— Records provided —
........

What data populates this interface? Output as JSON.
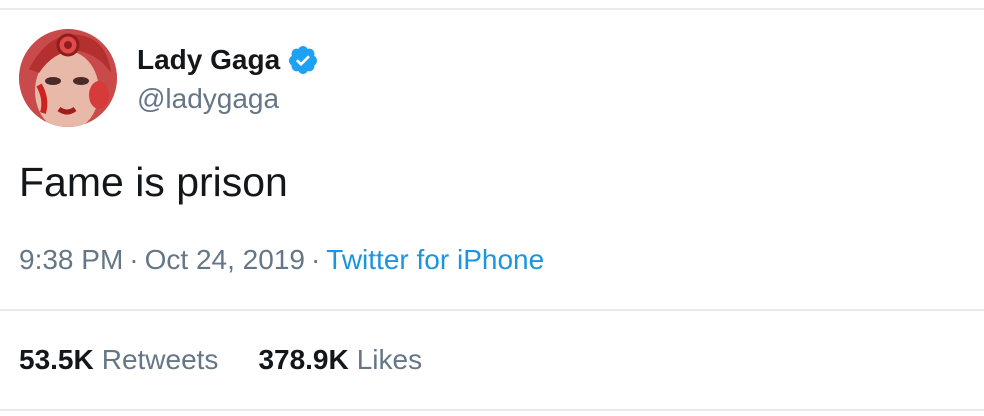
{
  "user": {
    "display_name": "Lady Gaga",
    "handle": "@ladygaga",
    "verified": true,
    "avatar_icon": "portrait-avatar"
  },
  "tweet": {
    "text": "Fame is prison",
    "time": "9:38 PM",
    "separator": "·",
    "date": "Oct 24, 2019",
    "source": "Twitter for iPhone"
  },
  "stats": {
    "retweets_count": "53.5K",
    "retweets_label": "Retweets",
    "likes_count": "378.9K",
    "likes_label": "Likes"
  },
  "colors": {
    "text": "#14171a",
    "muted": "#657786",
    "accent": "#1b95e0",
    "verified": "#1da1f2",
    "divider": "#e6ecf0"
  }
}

........

— What is required —
Strip out the pictures and quote the remaining data word for word.

— Correct result —
What data populates this interface? Output as JSON.
{
  "user": {
    "display_name": "Lady Gaga",
    "handle": "@ladygaga",
    "verified": true,
    "avatar_icon": "portrait-avatar"
  },
  "tweet": {
    "text": "Fame is prison",
    "time": "9:38 PM",
    "separator": "·",
    "date": "Oct 24, 2019",
    "source": "Twitter for iPhone"
  },
  "stats": {
    "retweets_count": "53.5K",
    "retweets_label": "Retweets",
    "likes_count": "378.9K",
    "likes_label": "Likes"
  },
  "colors": {
    "text": "#14171a",
    "muted": "#657786",
    "accent": "#1b95e0",
    "verified": "#1da1f2",
    "divider": "#e6ecf0"
  }
}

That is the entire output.